### Exercise description
If a line in the listing below contains "ylabel", return that line.

### Record excerpts
------------------------------------------------------------------------

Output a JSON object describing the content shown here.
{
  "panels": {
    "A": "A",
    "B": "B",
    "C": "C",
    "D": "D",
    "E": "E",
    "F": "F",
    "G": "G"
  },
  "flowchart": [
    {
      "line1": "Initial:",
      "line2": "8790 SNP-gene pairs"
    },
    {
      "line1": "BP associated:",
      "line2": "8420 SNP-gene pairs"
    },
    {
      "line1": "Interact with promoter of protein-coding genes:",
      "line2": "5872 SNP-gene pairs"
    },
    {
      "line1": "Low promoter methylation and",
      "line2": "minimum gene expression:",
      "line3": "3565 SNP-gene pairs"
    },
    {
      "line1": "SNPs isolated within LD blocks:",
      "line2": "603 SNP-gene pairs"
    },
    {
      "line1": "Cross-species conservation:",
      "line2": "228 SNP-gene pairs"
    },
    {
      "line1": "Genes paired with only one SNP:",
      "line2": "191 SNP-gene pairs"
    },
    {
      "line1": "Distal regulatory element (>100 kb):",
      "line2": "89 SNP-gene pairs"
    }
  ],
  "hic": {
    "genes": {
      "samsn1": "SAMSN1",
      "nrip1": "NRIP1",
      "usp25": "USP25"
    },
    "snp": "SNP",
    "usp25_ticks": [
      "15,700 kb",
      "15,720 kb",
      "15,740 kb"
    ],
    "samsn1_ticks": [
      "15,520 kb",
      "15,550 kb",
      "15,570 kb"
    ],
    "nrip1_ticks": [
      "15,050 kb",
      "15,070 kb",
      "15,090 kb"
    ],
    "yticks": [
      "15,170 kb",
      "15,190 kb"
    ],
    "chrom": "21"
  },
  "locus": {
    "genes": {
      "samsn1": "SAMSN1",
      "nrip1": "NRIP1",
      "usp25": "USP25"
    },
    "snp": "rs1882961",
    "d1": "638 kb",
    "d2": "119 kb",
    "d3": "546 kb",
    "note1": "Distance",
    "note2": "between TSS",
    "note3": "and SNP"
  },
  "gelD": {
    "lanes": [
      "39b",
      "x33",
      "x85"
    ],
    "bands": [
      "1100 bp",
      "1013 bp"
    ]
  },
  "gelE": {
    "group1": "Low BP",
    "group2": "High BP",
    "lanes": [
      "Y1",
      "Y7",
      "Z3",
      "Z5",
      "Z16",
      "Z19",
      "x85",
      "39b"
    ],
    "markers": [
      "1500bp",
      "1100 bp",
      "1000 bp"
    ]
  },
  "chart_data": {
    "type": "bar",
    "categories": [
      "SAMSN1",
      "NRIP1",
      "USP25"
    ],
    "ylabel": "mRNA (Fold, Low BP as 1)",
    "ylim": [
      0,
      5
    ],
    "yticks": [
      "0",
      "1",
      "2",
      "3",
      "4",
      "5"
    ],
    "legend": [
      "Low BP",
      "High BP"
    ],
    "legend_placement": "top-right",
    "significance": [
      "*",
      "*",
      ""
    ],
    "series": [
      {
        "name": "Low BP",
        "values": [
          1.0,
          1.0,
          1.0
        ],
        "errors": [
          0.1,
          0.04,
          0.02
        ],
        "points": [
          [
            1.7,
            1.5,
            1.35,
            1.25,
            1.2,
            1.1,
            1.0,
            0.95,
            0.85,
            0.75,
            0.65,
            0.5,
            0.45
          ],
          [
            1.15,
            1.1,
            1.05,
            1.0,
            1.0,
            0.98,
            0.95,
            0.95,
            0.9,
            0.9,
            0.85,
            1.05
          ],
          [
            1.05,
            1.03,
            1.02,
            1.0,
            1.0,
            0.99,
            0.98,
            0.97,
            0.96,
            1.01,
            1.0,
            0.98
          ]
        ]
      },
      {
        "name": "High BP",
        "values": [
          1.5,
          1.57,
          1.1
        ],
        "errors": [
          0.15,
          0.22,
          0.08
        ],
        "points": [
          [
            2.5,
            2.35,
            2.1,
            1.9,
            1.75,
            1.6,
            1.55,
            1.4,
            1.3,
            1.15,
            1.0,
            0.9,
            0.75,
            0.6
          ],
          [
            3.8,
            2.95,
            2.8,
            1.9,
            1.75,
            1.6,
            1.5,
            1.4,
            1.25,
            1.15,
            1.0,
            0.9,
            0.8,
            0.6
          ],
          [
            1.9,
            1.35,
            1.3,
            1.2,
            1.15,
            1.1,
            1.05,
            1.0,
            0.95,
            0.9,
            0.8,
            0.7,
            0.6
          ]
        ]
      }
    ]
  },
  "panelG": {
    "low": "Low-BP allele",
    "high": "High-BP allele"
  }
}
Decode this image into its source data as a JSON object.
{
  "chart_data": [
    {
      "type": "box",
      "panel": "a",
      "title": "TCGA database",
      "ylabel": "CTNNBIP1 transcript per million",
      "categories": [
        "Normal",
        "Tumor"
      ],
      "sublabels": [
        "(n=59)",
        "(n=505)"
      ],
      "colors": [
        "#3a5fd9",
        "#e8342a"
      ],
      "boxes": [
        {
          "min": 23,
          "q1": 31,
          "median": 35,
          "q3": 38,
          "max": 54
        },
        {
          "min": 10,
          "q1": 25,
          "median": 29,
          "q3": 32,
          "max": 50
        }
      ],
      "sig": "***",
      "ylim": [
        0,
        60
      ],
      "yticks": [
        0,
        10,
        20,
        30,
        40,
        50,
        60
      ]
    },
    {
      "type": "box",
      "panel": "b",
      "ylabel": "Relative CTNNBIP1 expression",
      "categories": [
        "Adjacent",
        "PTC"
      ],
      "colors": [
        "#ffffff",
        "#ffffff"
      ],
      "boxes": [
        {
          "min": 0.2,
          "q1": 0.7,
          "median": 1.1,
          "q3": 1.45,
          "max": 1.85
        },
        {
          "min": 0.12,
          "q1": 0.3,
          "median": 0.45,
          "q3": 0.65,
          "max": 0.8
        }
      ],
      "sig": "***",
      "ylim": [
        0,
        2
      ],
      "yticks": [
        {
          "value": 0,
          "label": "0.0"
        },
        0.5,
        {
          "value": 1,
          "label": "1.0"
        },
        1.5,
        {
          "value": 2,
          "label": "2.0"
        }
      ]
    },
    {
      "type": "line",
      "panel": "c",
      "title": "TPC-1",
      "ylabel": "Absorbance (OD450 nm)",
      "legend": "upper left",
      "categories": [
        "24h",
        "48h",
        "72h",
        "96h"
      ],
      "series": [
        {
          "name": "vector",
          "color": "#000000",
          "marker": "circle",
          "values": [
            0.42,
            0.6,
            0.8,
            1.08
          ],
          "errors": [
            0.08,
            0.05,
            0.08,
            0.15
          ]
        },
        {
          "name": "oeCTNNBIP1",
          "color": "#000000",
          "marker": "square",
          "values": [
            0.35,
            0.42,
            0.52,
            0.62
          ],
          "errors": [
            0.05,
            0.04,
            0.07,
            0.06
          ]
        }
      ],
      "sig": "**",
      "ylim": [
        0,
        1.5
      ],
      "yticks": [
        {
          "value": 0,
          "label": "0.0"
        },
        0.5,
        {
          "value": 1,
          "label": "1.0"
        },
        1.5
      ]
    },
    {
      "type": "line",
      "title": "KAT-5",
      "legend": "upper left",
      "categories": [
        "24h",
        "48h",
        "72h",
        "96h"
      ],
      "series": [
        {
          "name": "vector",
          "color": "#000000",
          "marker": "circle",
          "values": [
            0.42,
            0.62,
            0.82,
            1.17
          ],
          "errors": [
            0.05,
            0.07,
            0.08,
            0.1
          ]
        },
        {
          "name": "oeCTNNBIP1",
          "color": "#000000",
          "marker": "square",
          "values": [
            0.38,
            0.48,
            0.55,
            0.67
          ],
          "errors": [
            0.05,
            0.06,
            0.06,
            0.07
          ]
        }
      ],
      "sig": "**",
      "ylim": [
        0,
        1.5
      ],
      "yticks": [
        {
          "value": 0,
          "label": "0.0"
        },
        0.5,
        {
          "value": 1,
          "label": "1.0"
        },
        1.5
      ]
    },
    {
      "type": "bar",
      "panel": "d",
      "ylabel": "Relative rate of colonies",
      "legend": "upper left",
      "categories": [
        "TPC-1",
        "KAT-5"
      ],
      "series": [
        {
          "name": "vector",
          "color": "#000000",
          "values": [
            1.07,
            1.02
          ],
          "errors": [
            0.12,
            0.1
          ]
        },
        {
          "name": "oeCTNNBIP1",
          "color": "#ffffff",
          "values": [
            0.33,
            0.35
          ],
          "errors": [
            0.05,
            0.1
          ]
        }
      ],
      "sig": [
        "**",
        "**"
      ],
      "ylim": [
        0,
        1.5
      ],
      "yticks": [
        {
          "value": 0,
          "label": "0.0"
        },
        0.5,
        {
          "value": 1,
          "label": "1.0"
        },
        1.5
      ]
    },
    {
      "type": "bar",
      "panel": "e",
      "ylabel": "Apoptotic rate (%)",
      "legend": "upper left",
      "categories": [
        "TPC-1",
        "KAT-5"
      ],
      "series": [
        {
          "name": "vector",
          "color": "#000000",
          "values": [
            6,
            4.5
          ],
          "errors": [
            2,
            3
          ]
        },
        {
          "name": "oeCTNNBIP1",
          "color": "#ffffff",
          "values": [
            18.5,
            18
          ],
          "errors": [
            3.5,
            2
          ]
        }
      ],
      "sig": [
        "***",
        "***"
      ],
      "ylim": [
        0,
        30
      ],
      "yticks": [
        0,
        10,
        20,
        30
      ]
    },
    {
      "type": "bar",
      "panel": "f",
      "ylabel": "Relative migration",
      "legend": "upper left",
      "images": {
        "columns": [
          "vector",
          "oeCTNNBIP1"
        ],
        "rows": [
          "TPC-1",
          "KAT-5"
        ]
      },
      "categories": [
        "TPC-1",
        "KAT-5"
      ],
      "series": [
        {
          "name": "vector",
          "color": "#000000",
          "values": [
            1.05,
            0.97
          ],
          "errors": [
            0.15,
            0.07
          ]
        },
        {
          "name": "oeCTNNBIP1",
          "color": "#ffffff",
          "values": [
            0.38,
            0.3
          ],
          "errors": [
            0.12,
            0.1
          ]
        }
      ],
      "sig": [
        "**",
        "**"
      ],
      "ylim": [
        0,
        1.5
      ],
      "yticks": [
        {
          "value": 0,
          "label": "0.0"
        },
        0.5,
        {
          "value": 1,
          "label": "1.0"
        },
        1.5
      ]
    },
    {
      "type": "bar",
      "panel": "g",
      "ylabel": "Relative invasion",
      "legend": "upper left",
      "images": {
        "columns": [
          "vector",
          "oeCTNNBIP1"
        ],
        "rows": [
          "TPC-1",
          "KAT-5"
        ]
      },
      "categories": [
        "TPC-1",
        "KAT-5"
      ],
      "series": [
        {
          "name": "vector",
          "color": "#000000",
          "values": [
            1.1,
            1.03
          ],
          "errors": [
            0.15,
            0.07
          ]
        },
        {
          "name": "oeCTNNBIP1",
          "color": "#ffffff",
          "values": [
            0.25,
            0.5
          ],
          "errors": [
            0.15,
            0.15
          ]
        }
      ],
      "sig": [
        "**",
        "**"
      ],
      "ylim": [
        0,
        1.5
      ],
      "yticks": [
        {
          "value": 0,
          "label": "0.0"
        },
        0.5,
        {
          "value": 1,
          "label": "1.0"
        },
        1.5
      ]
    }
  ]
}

------------------------------------------------------------------------

### Problem solution
    "ylabel": "mRNA (Fold, Low BP as 1)",
      "ylabel": "CTNNBIP1 transcript per million",
      "ylabel": "Relative CTNNBIP1 expression",
      "ylabel": "Absorbance (OD450 nm)",
      "ylabel": "Relative rate of colonies",
      "ylabel": "Apoptotic rate (%)",
      "ylabel": "Relative migration",
      "ylabel": "Relative invasion",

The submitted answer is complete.